Exercise task:
Extract the complete data exactly as given.

Input:
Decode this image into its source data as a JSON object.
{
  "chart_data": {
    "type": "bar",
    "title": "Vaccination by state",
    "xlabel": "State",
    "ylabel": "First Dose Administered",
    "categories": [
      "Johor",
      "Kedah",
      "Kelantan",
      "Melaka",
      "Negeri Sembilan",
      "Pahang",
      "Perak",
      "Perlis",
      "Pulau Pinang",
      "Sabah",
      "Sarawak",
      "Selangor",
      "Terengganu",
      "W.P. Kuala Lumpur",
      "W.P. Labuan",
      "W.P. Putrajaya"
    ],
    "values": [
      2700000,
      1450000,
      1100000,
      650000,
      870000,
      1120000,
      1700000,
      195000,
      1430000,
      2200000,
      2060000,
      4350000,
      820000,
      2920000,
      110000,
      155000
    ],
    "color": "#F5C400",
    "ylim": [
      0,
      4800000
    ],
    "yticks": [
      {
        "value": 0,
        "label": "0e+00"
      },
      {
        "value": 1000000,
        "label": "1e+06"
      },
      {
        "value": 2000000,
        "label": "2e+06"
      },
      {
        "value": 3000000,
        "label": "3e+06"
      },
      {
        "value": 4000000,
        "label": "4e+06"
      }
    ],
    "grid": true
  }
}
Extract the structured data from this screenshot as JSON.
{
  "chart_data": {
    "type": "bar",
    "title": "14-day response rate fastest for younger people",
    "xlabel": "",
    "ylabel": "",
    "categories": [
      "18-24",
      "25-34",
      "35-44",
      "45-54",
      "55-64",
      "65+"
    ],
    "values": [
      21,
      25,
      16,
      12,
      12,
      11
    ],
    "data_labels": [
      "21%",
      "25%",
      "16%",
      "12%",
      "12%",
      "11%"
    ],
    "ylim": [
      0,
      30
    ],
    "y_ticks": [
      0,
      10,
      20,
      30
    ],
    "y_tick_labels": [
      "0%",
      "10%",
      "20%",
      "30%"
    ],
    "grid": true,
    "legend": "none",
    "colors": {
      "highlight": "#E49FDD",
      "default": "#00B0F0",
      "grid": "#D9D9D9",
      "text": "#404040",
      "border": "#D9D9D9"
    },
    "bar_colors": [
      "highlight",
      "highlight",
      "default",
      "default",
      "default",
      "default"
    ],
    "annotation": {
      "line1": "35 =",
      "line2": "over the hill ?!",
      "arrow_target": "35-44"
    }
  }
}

Answer to this task:
Decode this image into its source data as a JSON object.
{
  "chart_data": {
    "type": "bar",
    "title": "Vaccination by state",
    "xlabel": "State",
    "ylabel": "First Dose Administered",
    "categories": [
      "Johor",
      "Kedah",
      "Kelantan",
      "Melaka",
      "Negeri Sembilan",
      "Pahang",
      "Perak",
      "Perlis",
      "Pulau Pinang",
      "Sabah",
      "Sarawak",
      "Selangor",
      "Terengganu",
      "W.P. Kuala Lumpur",
      "W.P. Labuan",
      "W.P. Putrajaya"
    ],
    "values": [
      2700000,
      1450000,
      1100000,
      650000,
      870000,
      1120000,
      1700000,
      195000,
      1430000,
      2200000,
      2060000,
      4350000,
      820000,
      2920000,
      110000,
      155000
    ],
    "color": "#F5C400",
    "ylim": [
      0,
      4800000
    ],
    "yticks": [
      {
        "value": 0,
        "label": "0e+00"
      },
      {
        "value": 1000000,
        "label": "1e+06"
      },
      {
        "value": 2000000,
        "label": "2e+06"
      },
      {
        "value": 3000000,
        "label": "3e+06"
      },
      {
        "value": 4000000,
        "label": "4e+06"
      }
    ],
    "grid": true
  }
}
Extract the structured data from this screenshot as JSON.
{
  "chart_data": {
    "type": "bar",
    "title": "14-day response rate fastest for younger people",
    "xlabel": "",
    "ylabel": "",
    "categories": [
      "18-24",
      "25-34",
      "35-44",
      "45-54",
      "55-64",
      "65+"
    ],
    "values": [
      21,
      25,
      16,
      12,
      12,
      11
    ],
    "data_labels": [
      "21%",
      "25%",
      "16%",
      "12%",
      "12%",
      "11%"
    ],
    "ylim": [
      0,
      30
    ],
    "y_ticks": [
      0,
      10,
      20,
      30
    ],
    "y_tick_labels": [
      "0%",
      "10%",
      "20%",
      "30%"
    ],
    "grid": true,
    "legend": "none",
    "colors": {
      "highlight": "#E49FDD",
      "default": "#00B0F0",
      "grid": "#D9D9D9",
      "text": "#404040",
      "border": "#D9D9D9"
    },
    "bar_colors": [
      "highlight",
      "highlight",
      "default",
      "default",
      "default",
      "default"
    ],
    "annotation": {
      "line1": "35 =",
      "line2": "over the hill ?!",
      "arrow_target": "35-44"
    }
  }
}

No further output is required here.